++++ AVAILABLE DATA ++++

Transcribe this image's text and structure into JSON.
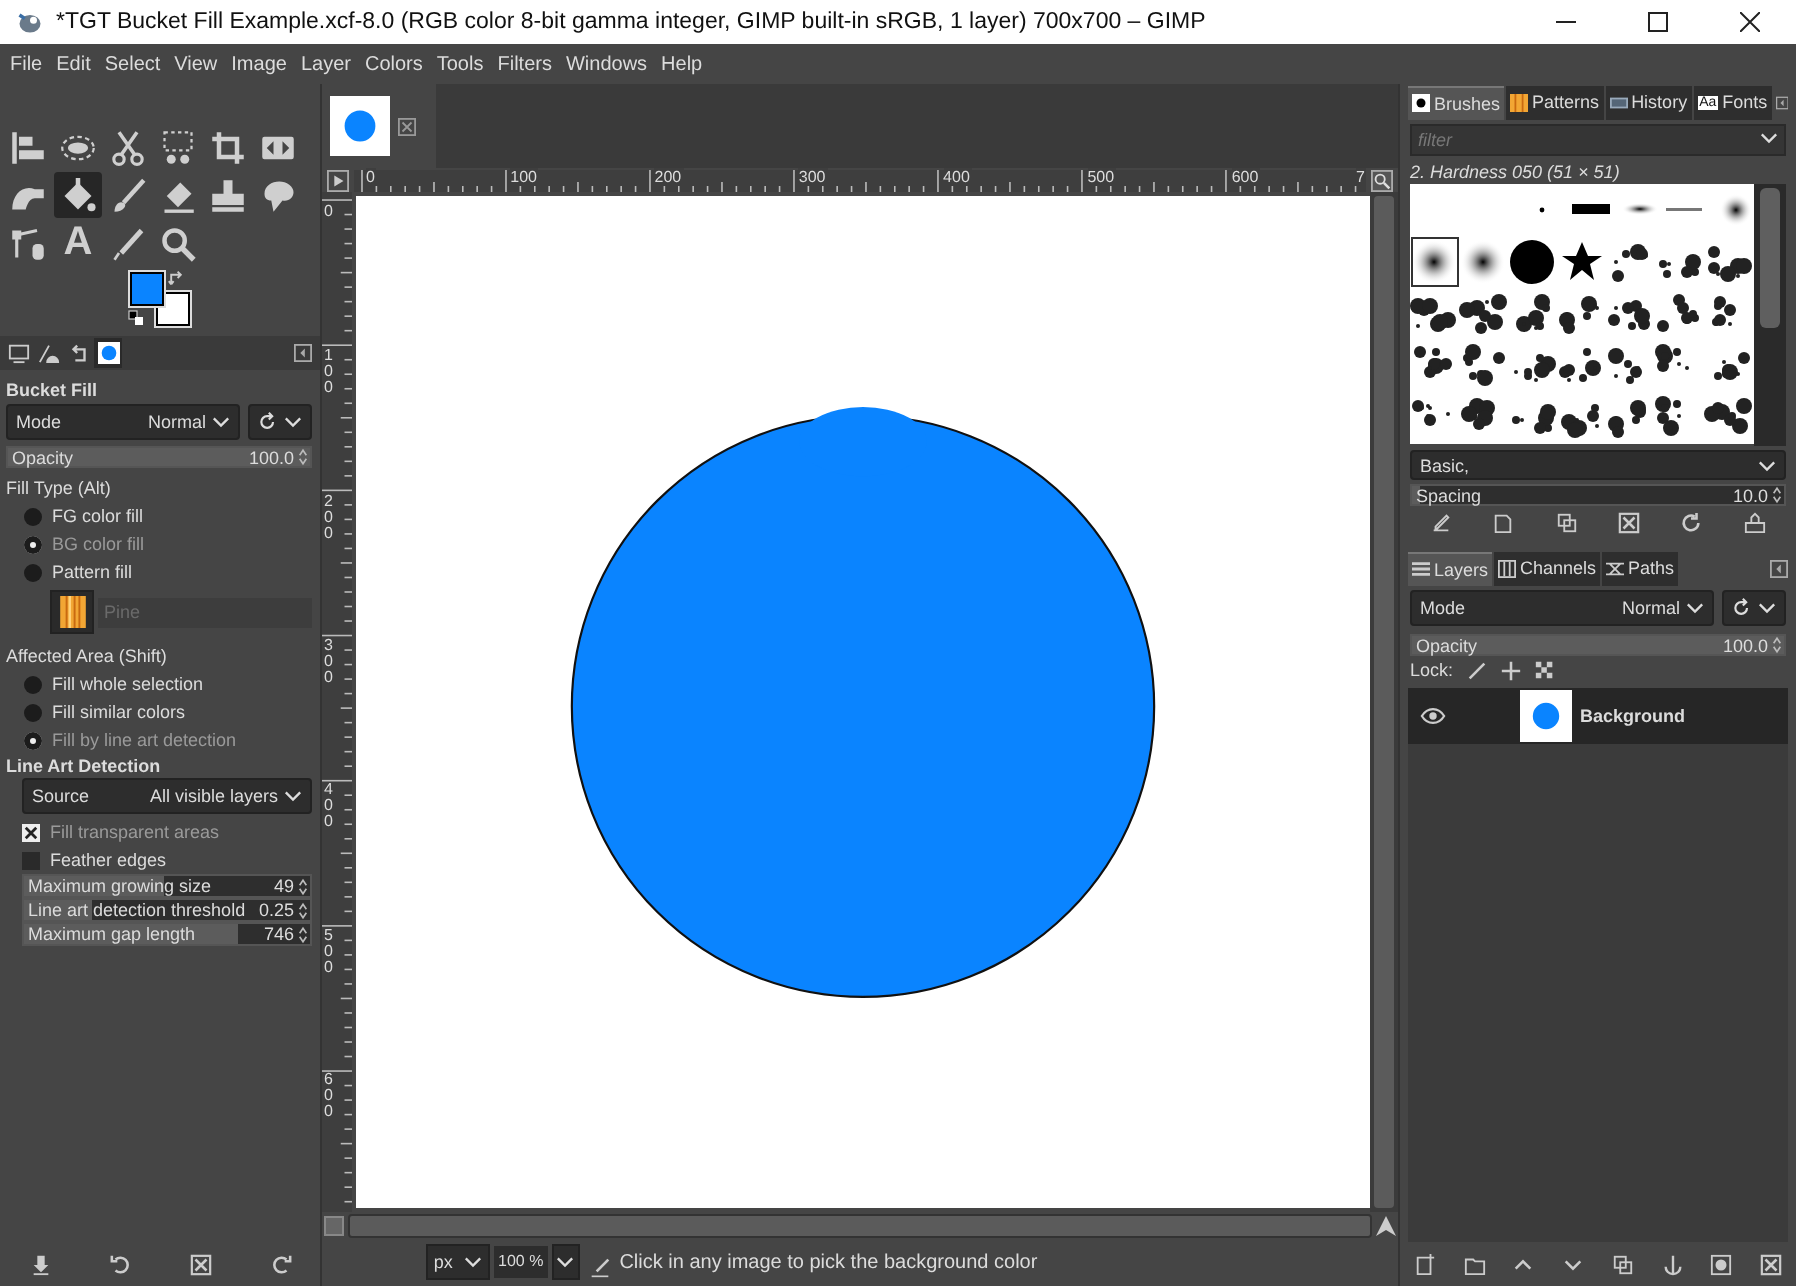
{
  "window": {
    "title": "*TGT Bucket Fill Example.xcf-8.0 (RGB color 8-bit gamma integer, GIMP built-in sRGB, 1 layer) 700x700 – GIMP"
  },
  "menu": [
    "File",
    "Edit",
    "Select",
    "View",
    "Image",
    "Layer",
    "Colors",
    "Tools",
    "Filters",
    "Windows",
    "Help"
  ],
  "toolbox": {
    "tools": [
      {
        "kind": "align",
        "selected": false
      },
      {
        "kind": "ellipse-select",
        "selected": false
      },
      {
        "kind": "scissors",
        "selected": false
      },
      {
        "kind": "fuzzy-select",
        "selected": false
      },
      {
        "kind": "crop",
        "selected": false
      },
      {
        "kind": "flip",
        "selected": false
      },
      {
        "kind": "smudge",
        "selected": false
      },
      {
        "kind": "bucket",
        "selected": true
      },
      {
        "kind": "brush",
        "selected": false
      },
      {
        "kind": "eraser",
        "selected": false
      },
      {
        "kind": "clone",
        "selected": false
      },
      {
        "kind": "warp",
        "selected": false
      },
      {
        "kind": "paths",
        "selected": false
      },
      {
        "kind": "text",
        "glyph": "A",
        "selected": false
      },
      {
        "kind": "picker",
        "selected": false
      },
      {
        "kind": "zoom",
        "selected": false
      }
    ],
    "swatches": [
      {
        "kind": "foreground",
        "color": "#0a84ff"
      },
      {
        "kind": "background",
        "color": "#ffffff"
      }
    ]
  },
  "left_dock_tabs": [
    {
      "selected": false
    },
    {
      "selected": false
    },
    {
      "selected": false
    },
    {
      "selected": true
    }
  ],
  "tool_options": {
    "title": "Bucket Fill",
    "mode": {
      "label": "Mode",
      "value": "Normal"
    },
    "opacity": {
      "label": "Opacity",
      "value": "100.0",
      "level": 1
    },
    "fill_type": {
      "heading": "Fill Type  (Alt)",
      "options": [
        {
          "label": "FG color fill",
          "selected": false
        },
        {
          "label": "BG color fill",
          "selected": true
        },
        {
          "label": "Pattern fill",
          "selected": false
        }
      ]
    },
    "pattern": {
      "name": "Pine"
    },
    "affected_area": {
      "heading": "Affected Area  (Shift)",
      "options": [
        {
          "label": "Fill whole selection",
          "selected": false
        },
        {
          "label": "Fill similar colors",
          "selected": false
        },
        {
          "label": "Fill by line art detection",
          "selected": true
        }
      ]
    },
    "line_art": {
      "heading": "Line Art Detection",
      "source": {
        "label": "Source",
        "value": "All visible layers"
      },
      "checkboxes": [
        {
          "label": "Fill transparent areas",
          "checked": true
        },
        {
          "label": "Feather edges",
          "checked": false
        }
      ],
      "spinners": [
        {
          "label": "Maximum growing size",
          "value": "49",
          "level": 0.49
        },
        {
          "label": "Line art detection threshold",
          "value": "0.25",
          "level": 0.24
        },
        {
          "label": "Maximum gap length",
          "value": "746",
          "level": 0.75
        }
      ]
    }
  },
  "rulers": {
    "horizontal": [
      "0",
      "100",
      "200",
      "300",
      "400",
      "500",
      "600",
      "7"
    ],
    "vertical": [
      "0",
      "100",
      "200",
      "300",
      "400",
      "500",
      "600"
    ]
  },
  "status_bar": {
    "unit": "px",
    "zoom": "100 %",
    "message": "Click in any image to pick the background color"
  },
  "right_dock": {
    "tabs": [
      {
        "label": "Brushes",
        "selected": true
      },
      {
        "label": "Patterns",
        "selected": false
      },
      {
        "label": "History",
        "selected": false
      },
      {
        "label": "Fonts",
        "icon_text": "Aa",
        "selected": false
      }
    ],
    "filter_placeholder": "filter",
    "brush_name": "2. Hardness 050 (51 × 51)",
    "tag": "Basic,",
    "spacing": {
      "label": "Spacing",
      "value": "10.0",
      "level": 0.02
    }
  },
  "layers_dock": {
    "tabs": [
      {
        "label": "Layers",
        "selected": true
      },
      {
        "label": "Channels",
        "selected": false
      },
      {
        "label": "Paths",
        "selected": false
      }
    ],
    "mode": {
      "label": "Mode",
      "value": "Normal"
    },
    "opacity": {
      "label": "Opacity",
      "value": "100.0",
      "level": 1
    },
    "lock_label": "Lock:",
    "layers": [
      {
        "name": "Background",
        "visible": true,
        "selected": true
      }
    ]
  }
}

++++
++++ AVAILABLE DATA ++++

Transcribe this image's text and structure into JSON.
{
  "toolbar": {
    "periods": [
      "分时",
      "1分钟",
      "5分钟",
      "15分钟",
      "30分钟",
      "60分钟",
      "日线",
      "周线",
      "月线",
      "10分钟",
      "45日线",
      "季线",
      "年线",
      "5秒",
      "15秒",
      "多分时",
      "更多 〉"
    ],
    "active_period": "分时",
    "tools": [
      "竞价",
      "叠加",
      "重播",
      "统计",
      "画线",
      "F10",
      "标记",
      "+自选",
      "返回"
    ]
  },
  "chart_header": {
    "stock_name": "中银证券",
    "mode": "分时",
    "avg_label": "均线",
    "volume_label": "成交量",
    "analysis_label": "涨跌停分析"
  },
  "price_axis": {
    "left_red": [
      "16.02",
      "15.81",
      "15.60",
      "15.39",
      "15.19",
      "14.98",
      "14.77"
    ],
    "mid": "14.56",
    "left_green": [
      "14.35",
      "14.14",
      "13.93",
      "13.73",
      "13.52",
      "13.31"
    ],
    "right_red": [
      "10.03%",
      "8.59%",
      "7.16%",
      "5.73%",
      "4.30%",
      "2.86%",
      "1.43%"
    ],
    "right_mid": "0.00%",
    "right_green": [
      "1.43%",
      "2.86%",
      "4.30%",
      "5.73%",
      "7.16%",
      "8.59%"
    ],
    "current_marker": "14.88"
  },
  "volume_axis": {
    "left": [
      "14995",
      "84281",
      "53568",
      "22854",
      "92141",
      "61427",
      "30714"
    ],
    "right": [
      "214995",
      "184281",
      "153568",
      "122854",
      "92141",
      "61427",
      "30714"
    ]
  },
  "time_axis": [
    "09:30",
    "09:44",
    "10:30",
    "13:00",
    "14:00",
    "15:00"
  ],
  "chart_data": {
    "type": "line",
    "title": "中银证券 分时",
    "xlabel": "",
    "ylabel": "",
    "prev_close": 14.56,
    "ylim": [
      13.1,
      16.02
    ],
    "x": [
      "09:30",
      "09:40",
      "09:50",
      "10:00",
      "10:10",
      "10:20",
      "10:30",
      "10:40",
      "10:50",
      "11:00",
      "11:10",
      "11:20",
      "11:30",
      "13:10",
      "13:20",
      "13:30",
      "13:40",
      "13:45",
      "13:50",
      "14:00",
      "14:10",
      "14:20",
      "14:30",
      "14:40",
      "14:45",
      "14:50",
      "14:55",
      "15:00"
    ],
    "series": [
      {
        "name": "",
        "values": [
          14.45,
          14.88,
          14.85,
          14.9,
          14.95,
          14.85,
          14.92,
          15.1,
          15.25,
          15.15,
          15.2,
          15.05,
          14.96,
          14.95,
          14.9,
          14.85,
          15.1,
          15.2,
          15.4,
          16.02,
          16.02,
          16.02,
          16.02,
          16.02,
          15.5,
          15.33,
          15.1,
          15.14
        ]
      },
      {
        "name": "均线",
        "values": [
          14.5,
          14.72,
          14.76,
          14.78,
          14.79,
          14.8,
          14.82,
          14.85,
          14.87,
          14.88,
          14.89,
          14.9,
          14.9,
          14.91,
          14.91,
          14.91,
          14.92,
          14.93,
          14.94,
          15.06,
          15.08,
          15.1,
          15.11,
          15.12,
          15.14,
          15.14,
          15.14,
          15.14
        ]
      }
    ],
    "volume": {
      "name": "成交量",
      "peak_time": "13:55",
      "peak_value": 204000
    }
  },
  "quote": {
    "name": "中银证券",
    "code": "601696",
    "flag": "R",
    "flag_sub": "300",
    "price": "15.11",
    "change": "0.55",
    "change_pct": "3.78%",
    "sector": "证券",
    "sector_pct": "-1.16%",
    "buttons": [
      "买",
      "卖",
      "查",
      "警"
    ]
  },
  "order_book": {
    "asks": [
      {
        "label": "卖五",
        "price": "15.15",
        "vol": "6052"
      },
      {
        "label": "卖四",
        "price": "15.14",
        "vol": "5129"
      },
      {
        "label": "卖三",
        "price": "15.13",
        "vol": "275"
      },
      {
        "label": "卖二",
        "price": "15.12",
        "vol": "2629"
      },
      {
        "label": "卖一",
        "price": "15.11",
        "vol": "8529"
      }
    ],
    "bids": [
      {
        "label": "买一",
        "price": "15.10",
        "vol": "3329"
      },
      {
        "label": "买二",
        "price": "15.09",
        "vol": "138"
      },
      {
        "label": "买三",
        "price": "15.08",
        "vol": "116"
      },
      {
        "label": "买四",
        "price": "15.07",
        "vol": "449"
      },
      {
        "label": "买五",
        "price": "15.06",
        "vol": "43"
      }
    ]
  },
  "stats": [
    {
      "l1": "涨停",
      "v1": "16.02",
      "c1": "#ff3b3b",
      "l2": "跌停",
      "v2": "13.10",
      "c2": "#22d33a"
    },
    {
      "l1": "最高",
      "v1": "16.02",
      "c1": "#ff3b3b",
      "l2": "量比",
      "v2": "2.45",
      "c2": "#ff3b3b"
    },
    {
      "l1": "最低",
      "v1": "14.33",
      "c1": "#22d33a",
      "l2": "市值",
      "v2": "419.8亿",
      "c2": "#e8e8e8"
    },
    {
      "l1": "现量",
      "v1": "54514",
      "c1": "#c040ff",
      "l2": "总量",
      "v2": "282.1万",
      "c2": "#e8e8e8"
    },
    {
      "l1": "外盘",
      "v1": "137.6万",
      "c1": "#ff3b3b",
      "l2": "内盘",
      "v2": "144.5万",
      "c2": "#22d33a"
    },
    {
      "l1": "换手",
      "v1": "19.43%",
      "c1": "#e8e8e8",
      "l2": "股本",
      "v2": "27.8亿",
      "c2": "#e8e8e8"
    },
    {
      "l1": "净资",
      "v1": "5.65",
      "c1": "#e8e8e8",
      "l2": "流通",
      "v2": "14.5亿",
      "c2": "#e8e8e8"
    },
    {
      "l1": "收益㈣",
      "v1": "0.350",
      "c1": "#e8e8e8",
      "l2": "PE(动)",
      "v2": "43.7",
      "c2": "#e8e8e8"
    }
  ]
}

++++

Return every line of the preceding records in which the word "title" appears.

    "title": "*TGT Bucket Fill Example.xcf-8.0 (RGB color 8-bit gamma integer, GIMP built-in sRGB, 1 layer) 700x700 – GIMP"
    "title": "Bucket Fill",
    "title": "中银证券 分时",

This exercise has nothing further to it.